* **AIM**: Each entry below should be returned exactly as is, with the pictures removed.

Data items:
**********
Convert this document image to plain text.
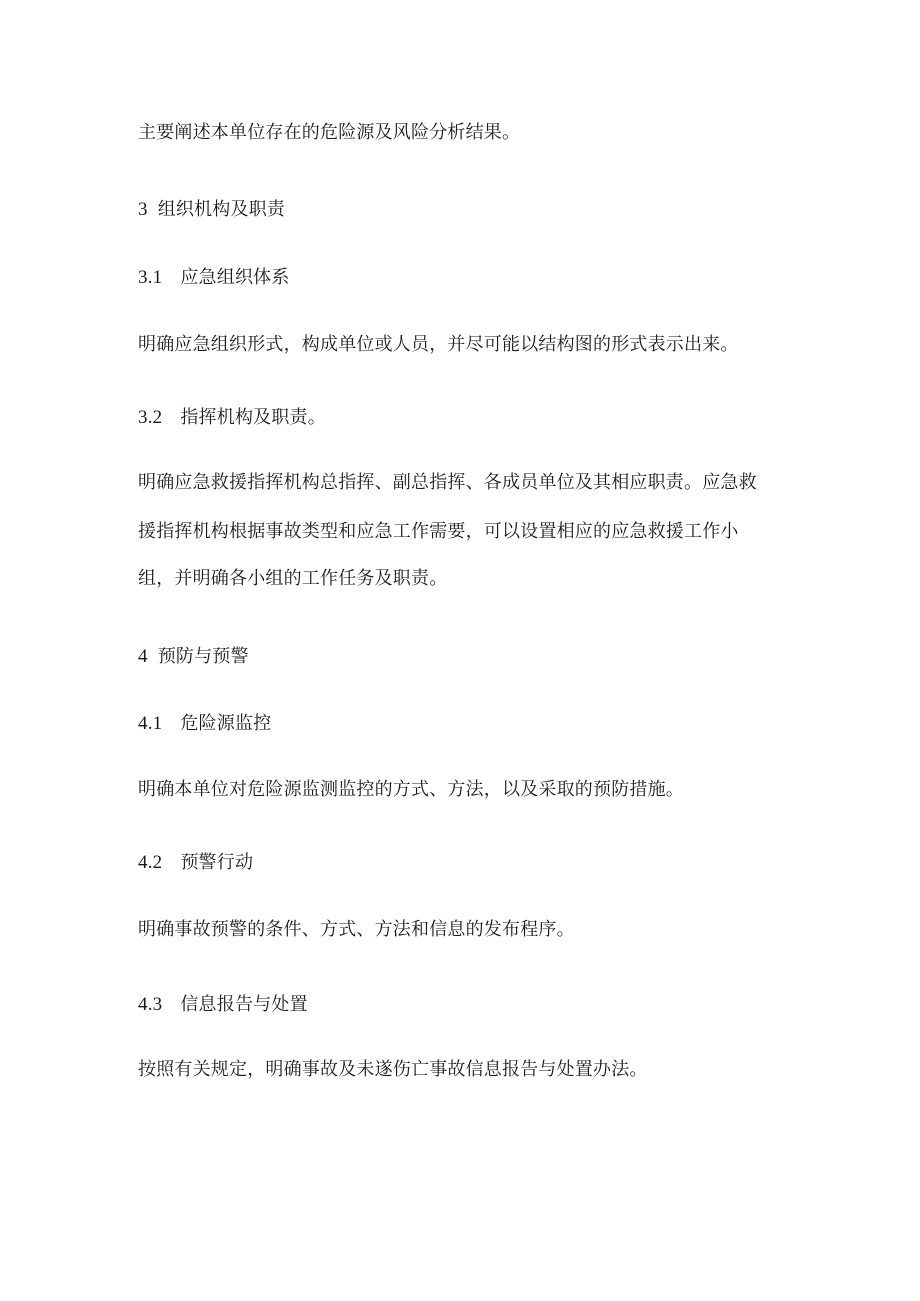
主要阐述本单位存在的危险源及风险分析结果。
3 组织机构及职责
3.1 应急组织体系
明确应急组织形式，构成单位或人员，并尽可能以结构图的形式表示出来。
3.2 指挥机构及职责。
明确应急救援指挥机构总指挥、副总指挥、各成员单位及其相应职责。应急救
援指挥机构根据事故类型和应急工作需要，可以设置相应的应急救援工作小
组，并明确各小组的工作任务及职责。
4 预防与预警
4.1 危险源监控
明确本单位对危险源监测监控的方式、方法，以及采取的预防措施。
4.2 预警行动
明确事故预警的条件、方式、方法和信息的发布程序。
4.3 信息报告与处置
按照有关规定，明确事故及未遂伤亡事故信息报告与处置办法。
**********
* **FINISHED EXERCISE**:
Convert this document image to plain text.
主要阐述本单位存在的危险源及风险分析结果。
3 组织机构及职责
3.1 应急组织体系
明确应急组织形式，构成单位或人员，并尽可能以结构图的形式表示出来。
3.2 指挥机构及职责。
明确应急救援指挥机构总指挥、副总指挥、各成员单位及其相应职责。应急救
援指挥机构根据事故类型和应急工作需要，可以设置相应的应急救援工作小
组，并明确各小组的工作任务及职责。
4 预防与预警
4.1 危险源监控
明确本单位对危险源监测监控的方式、方法，以及采取的预防措施。
4.2 预警行动
明确事故预警的条件、方式、方法和信息的发布程序。
4.3 信息报告与处置
按照有关规定，明确事故及未遂伤亡事故信息报告与处置办法。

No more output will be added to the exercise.